* **Task details**
Find each line in the following listing that has the string "JSON", then state the count and nothing else.

──────────

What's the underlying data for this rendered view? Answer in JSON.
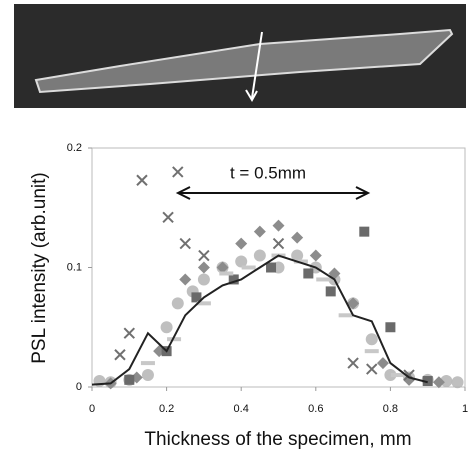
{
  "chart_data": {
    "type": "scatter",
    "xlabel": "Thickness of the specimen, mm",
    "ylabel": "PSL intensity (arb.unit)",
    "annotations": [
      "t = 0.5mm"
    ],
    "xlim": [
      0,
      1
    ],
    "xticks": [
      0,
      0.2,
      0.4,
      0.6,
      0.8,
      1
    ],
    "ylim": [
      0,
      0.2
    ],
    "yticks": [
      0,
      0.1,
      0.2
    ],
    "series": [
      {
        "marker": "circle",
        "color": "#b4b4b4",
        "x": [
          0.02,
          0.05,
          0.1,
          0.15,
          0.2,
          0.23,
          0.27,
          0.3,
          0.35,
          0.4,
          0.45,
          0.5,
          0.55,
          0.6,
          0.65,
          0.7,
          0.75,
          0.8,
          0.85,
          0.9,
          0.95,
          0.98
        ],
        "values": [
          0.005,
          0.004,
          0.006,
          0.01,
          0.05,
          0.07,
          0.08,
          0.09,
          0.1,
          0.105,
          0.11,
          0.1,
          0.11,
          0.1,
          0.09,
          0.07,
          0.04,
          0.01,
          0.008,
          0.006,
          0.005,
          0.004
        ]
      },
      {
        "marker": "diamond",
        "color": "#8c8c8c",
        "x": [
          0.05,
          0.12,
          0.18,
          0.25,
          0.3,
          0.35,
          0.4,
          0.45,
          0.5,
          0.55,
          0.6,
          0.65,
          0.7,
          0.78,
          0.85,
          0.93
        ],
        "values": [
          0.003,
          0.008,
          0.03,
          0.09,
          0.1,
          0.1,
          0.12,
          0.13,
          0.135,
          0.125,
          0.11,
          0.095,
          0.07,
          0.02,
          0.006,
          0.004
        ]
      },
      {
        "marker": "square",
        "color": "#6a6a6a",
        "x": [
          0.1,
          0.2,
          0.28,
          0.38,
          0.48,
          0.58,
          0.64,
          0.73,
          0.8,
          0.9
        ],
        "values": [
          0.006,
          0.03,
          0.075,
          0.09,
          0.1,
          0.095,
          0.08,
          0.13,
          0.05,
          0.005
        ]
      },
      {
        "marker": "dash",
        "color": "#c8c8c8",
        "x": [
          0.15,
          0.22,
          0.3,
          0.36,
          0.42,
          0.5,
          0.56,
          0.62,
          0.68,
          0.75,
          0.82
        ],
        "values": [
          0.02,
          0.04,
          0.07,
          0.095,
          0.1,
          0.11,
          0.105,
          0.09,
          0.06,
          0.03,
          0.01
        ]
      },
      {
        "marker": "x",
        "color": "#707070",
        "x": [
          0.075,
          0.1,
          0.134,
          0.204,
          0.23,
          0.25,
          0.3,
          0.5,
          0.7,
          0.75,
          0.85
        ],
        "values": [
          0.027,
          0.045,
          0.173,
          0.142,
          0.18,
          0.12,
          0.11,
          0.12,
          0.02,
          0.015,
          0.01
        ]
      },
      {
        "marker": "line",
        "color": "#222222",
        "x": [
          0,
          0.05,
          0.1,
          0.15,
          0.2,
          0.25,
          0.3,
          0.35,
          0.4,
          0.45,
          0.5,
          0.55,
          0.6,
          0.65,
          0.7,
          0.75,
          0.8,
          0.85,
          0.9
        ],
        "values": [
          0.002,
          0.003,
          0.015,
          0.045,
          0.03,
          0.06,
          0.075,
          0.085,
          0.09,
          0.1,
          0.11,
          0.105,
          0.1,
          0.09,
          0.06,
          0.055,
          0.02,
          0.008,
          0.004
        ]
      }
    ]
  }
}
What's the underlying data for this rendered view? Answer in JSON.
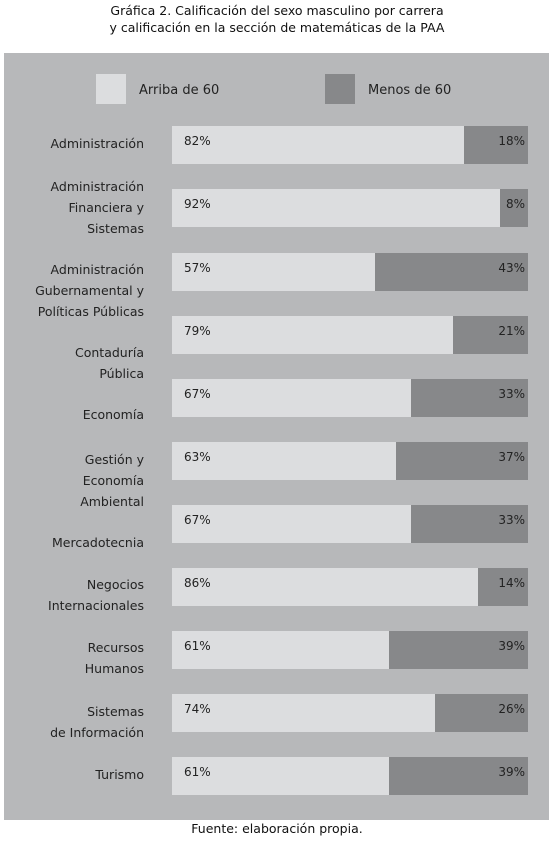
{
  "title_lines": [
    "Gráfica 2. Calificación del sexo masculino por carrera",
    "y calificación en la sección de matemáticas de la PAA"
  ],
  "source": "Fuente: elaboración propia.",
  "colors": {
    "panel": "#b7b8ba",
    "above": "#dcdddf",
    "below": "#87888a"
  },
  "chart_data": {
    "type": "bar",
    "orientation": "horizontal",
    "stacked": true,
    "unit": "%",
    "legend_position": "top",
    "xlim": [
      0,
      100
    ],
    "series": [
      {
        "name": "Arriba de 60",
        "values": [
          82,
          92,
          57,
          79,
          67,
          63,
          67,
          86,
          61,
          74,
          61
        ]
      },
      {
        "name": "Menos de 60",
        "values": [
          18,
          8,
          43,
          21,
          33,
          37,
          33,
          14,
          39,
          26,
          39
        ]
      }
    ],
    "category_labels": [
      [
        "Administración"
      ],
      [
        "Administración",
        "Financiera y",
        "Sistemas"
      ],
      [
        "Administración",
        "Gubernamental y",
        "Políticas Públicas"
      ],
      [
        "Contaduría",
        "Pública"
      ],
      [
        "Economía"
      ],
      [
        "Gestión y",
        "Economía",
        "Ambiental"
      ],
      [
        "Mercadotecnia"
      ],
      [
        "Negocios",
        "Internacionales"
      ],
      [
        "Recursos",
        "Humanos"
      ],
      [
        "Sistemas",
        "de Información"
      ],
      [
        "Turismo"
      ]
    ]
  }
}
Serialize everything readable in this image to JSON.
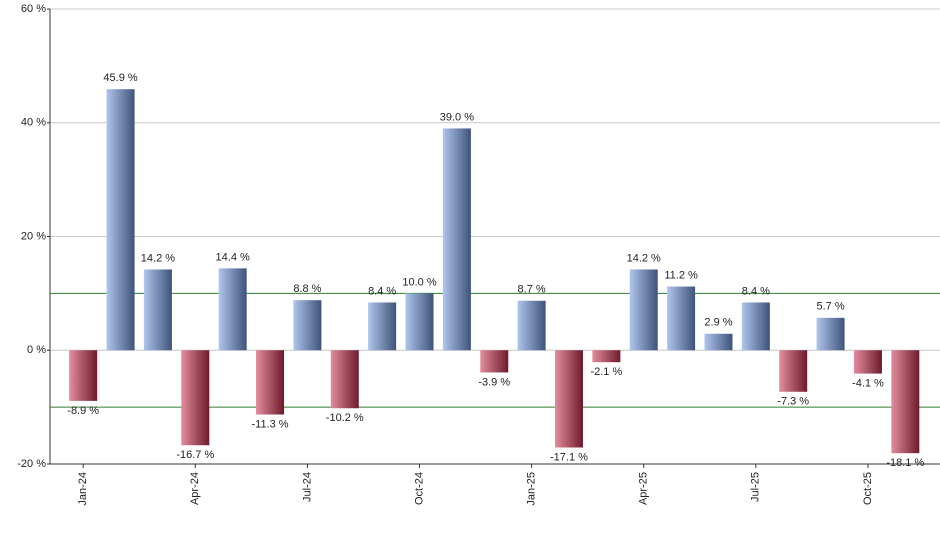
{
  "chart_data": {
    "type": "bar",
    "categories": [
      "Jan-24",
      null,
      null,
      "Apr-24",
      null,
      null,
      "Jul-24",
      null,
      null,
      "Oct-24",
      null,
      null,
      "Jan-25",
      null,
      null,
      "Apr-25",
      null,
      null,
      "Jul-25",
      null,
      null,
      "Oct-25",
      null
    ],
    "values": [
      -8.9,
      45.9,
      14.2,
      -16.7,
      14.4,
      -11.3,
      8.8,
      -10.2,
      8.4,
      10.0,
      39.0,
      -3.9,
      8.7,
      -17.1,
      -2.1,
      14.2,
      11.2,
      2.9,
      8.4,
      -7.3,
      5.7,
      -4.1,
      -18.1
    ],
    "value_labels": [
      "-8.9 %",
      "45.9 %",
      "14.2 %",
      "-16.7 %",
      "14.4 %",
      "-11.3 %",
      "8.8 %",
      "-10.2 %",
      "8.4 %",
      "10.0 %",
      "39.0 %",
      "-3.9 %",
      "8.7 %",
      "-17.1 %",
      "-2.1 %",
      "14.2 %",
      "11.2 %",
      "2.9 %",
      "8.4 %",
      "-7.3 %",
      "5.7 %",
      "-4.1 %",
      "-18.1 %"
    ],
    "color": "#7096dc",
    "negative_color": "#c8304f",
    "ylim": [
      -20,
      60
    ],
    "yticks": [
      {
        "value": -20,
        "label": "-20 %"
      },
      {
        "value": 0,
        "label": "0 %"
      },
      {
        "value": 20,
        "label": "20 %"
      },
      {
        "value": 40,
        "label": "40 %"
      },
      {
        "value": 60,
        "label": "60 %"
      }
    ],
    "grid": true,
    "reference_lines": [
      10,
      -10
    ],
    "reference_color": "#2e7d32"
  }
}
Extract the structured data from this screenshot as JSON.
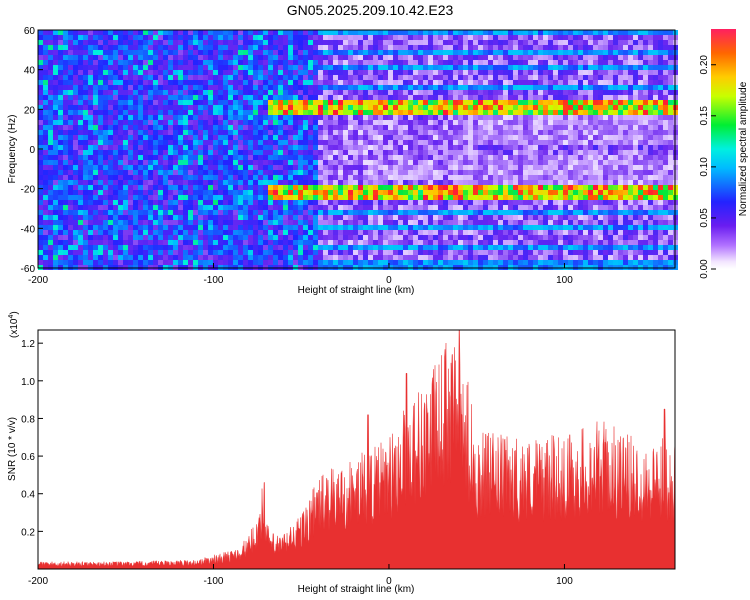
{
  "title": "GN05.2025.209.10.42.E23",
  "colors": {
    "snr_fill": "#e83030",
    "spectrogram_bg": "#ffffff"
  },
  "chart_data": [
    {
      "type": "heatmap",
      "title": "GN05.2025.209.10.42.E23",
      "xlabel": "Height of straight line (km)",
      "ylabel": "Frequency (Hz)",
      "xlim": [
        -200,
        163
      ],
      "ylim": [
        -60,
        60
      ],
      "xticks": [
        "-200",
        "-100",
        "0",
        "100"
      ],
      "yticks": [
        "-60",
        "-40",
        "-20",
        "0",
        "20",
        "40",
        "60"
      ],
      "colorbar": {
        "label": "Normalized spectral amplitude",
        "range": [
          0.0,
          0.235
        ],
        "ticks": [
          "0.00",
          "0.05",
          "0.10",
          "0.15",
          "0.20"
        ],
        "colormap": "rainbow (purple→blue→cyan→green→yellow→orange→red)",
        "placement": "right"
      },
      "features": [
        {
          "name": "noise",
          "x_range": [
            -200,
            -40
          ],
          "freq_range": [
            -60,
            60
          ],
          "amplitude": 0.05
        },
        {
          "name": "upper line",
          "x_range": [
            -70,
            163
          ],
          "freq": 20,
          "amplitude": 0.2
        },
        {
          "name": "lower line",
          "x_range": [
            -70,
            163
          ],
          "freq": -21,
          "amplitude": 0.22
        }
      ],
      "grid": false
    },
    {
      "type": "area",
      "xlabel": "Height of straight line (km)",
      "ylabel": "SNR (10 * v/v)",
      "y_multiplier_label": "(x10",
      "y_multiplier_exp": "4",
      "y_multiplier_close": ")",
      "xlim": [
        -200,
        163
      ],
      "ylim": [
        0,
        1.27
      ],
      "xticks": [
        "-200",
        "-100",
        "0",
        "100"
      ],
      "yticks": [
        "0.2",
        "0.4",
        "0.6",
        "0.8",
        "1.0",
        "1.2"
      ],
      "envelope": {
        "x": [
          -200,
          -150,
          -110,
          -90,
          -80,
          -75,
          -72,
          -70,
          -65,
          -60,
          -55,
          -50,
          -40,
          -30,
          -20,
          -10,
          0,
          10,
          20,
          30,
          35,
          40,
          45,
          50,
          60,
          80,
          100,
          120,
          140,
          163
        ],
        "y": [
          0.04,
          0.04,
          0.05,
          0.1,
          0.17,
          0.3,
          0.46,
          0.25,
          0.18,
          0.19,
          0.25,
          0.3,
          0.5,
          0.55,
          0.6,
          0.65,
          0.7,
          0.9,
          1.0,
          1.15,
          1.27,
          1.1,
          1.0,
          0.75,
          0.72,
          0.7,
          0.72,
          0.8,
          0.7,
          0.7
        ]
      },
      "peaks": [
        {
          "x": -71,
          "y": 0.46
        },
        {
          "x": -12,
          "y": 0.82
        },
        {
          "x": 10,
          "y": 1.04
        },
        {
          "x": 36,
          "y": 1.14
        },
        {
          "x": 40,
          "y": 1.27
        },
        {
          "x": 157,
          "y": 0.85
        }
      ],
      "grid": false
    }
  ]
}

──────────

* **Solution for this task**
4